# Exercise goal:
Reproduce the listing below without changes, except that pictures are left out.

# Rows:
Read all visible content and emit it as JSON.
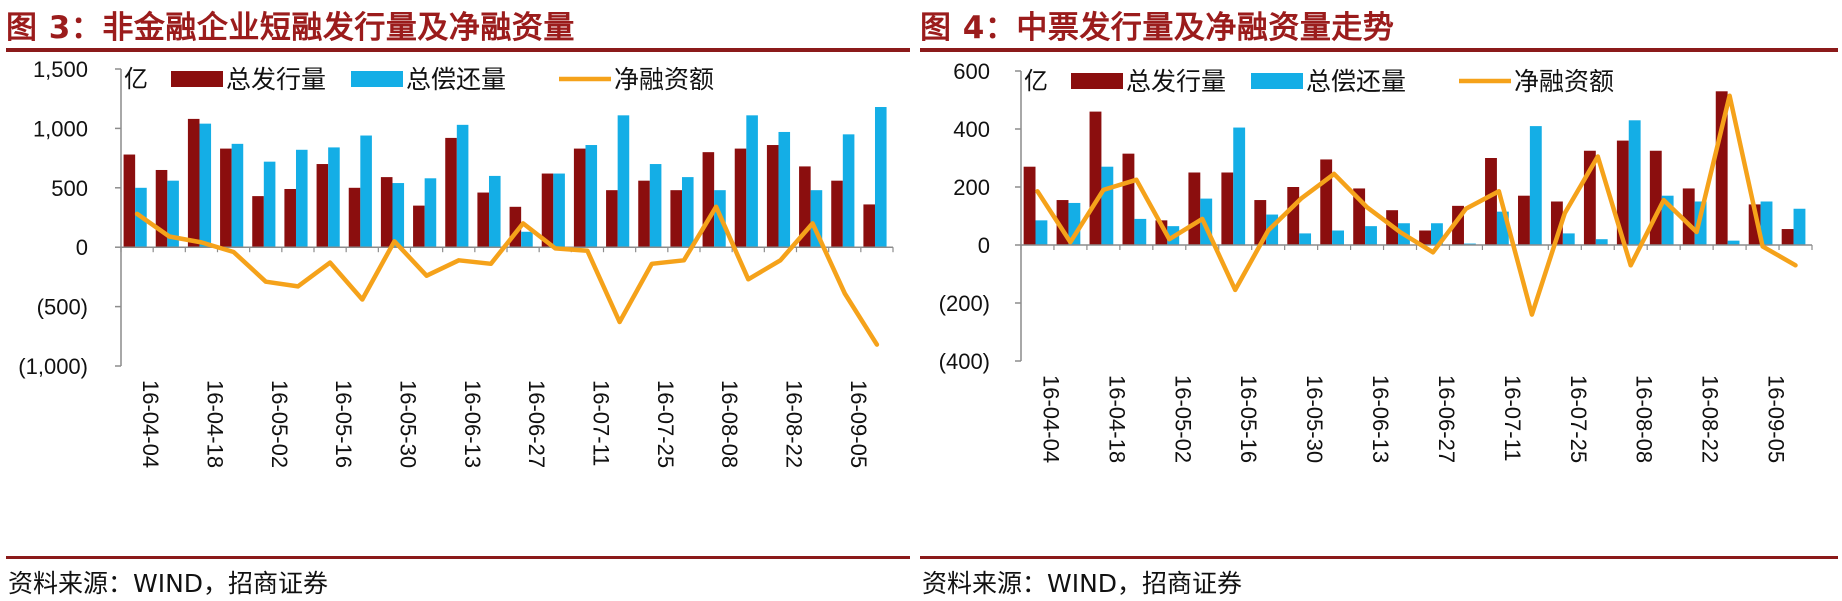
{
  "colors": {
    "issuance": "#8b0e0e",
    "repayment": "#14aee6",
    "net": "#f5a21a",
    "title": "#9b1c1c",
    "rule": "#8b1a1a"
  },
  "charts": [
    {
      "title": "图 3：非金融企业短融发行量及净融资量",
      "unit": "亿",
      "source": "资料来源：WIND，招商证券",
      "chart_data": {
        "type": "bar",
        "ylim": [
          -1000,
          1500
        ],
        "yticks": [
          -1000,
          -500,
          0,
          500,
          1000,
          1500
        ],
        "ytick_labels": [
          "(1,000)",
          "(500)",
          "0",
          "500",
          "1,000",
          "1,500"
        ],
        "categories": [
          "16-04-04",
          "16-04-11",
          "16-04-18",
          "16-04-25",
          "16-05-02",
          "16-05-09",
          "16-05-16",
          "16-05-23",
          "16-05-30",
          "16-06-06",
          "16-06-13",
          "16-06-20",
          "16-06-27",
          "16-07-04",
          "16-07-11",
          "16-07-18",
          "16-07-25",
          "16-08-01",
          "16-08-08",
          "16-08-15",
          "16-08-22",
          "16-08-29",
          "16-09-05",
          "16-09-12"
        ],
        "xtick_labels": [
          "16-04-04",
          "16-04-18",
          "16-05-02",
          "16-05-16",
          "16-05-30",
          "16-06-13",
          "16-06-27",
          "16-07-11",
          "16-07-25",
          "16-08-08",
          "16-08-22",
          "16-09-05"
        ],
        "series": [
          {
            "name": "总发行量",
            "kind": "bar",
            "values": [
              780,
              650,
              1080,
              830,
              430,
              490,
              700,
              500,
              590,
              350,
              920,
              460,
              340,
              620,
              830,
              480,
              560,
              480,
              800,
              830,
              860,
              680,
              560,
              360
            ]
          },
          {
            "name": "总偿还量",
            "kind": "bar",
            "values": [
              500,
              560,
              1040,
              870,
              720,
              820,
              840,
              940,
              540,
              580,
              1030,
              600,
              130,
              620,
              860,
              1110,
              700,
              590,
              480,
              1110,
              970,
              480,
              950,
              1180
            ]
          },
          {
            "name": "净融资额",
            "kind": "line",
            "values": [
              280,
              90,
              40,
              -40,
              -290,
              -330,
              -130,
              -440,
              50,
              -240,
              -110,
              -140,
              200,
              -10,
              -30,
              -630,
              -140,
              -110,
              340,
              -270,
              -110,
              200,
              -390,
              -820
            ]
          }
        ],
        "legend": "top"
      }
    },
    {
      "title": "图 4：中票发行量及净融资量走势",
      "unit": "亿",
      "source": "资料来源：WIND，招商证券",
      "chart_data": {
        "type": "bar",
        "ylim": [
          -400,
          600
        ],
        "yticks": [
          -400,
          -200,
          0,
          200,
          400,
          600
        ],
        "ytick_labels": [
          "(400)",
          "(200)",
          "0",
          "200",
          "400",
          "600"
        ],
        "categories": [
          "16-04-04",
          "16-04-11",
          "16-04-18",
          "16-04-25",
          "16-05-02",
          "16-05-09",
          "16-05-16",
          "16-05-23",
          "16-05-30",
          "16-06-06",
          "16-06-13",
          "16-06-20",
          "16-06-27",
          "16-07-04",
          "16-07-11",
          "16-07-18",
          "16-07-25",
          "16-08-01",
          "16-08-08",
          "16-08-15",
          "16-08-22",
          "16-08-29",
          "16-09-05",
          "16-09-12"
        ],
        "xtick_labels": [
          "16-04-04",
          "16-04-18",
          "16-05-02",
          "16-05-16",
          "16-05-30",
          "16-06-13",
          "16-06-27",
          "16-07-11",
          "16-07-25",
          "16-08-08",
          "16-08-22",
          "16-09-05"
        ],
        "series": [
          {
            "name": "总发行量",
            "kind": "bar",
            "values": [
              270,
              155,
              460,
              315,
              85,
              250,
              250,
              155,
              200,
              295,
              195,
              120,
              50,
              135,
              300,
              170,
              150,
              325,
              360,
              325,
              195,
              530,
              140,
              55
            ]
          },
          {
            "name": "总偿还量",
            "kind": "bar",
            "values": [
              85,
              145,
              270,
              90,
              65,
              160,
              405,
              105,
              40,
              50,
              65,
              75,
              75,
              5,
              115,
              410,
              40,
              20,
              430,
              170,
              150,
              15,
              150,
              125
            ]
          },
          {
            "name": "净融资额",
            "kind": "line",
            "values": [
              185,
              10,
              190,
              225,
              20,
              90,
              -155,
              50,
              160,
              245,
              130,
              45,
              -25,
              125,
              185,
              -240,
              110,
              305,
              -70,
              155,
              45,
              515,
              -5,
              -70
            ]
          }
        ],
        "legend": "top"
      }
    }
  ]
}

# Reply to the exercise:
Read all visible content and emit it as JSON.
{
  "colors": {
    "issuance": "#8b0e0e",
    "repayment": "#14aee6",
    "net": "#f5a21a",
    "title": "#9b1c1c",
    "rule": "#8b1a1a"
  },
  "charts": [
    {
      "title": "图 3：非金融企业短融发行量及净融资量",
      "unit": "亿",
      "source": "资料来源：WIND，招商证券",
      "chart_data": {
        "type": "bar",
        "ylim": [
          -1000,
          1500
        ],
        "yticks": [
          -1000,
          -500,
          0,
          500,
          1000,
          1500
        ],
        "ytick_labels": [
          "(1,000)",
          "(500)",
          "0",
          "500",
          "1,000",
          "1,500"
        ],
        "categories": [
          "16-04-04",
          "16-04-11",
          "16-04-18",
          "16-04-25",
          "16-05-02",
          "16-05-09",
          "16-05-16",
          "16-05-23",
          "16-05-30",
          "16-06-06",
          "16-06-13",
          "16-06-20",
          "16-06-27",
          "16-07-04",
          "16-07-11",
          "16-07-18",
          "16-07-25",
          "16-08-01",
          "16-08-08",
          "16-08-15",
          "16-08-22",
          "16-08-29",
          "16-09-05",
          "16-09-12"
        ],
        "xtick_labels": [
          "16-04-04",
          "16-04-18",
          "16-05-02",
          "16-05-16",
          "16-05-30",
          "16-06-13",
          "16-06-27",
          "16-07-11",
          "16-07-25",
          "16-08-08",
          "16-08-22",
          "16-09-05"
        ],
        "series": [
          {
            "name": "总发行量",
            "kind": "bar",
            "values": [
              780,
              650,
              1080,
              830,
              430,
              490,
              700,
              500,
              590,
              350,
              920,
              460,
              340,
              620,
              830,
              480,
              560,
              480,
              800,
              830,
              860,
              680,
              560,
              360
            ]
          },
          {
            "name": "总偿还量",
            "kind": "bar",
            "values": [
              500,
              560,
              1040,
              870,
              720,
              820,
              840,
              940,
              540,
              580,
              1030,
              600,
              130,
              620,
              860,
              1110,
              700,
              590,
              480,
              1110,
              970,
              480,
              950,
              1180
            ]
          },
          {
            "name": "净融资额",
            "kind": "line",
            "values": [
              280,
              90,
              40,
              -40,
              -290,
              -330,
              -130,
              -440,
              50,
              -240,
              -110,
              -140,
              200,
              -10,
              -30,
              -630,
              -140,
              -110,
              340,
              -270,
              -110,
              200,
              -390,
              -820
            ]
          }
        ],
        "legend": "top"
      }
    },
    {
      "title": "图 4：中票发行量及净融资量走势",
      "unit": "亿",
      "source": "资料来源：WIND，招商证券",
      "chart_data": {
        "type": "bar",
        "ylim": [
          -400,
          600
        ],
        "yticks": [
          -400,
          -200,
          0,
          200,
          400,
          600
        ],
        "ytick_labels": [
          "(400)",
          "(200)",
          "0",
          "200",
          "400",
          "600"
        ],
        "categories": [
          "16-04-04",
          "16-04-11",
          "16-04-18",
          "16-04-25",
          "16-05-02",
          "16-05-09",
          "16-05-16",
          "16-05-23",
          "16-05-30",
          "16-06-06",
          "16-06-13",
          "16-06-20",
          "16-06-27",
          "16-07-04",
          "16-07-11",
          "16-07-18",
          "16-07-25",
          "16-08-01",
          "16-08-08",
          "16-08-15",
          "16-08-22",
          "16-08-29",
          "16-09-05",
          "16-09-12"
        ],
        "xtick_labels": [
          "16-04-04",
          "16-04-18",
          "16-05-02",
          "16-05-16",
          "16-05-30",
          "16-06-13",
          "16-06-27",
          "16-07-11",
          "16-07-25",
          "16-08-08",
          "16-08-22",
          "16-09-05"
        ],
        "series": [
          {
            "name": "总发行量",
            "kind": "bar",
            "values": [
              270,
              155,
              460,
              315,
              85,
              250,
              250,
              155,
              200,
              295,
              195,
              120,
              50,
              135,
              300,
              170,
              150,
              325,
              360,
              325,
              195,
              530,
              140,
              55
            ]
          },
          {
            "name": "总偿还量",
            "kind": "bar",
            "values": [
              85,
              145,
              270,
              90,
              65,
              160,
              405,
              105,
              40,
              50,
              65,
              75,
              75,
              5,
              115,
              410,
              40,
              20,
              430,
              170,
              150,
              15,
              150,
              125
            ]
          },
          {
            "name": "净融资额",
            "kind": "line",
            "values": [
              185,
              10,
              190,
              225,
              20,
              90,
              -155,
              50,
              160,
              245,
              130,
              45,
              -25,
              125,
              185,
              -240,
              110,
              305,
              -70,
              155,
              45,
              515,
              -5,
              -70
            ]
          }
        ],
        "legend": "top"
      }
    }
  ]
}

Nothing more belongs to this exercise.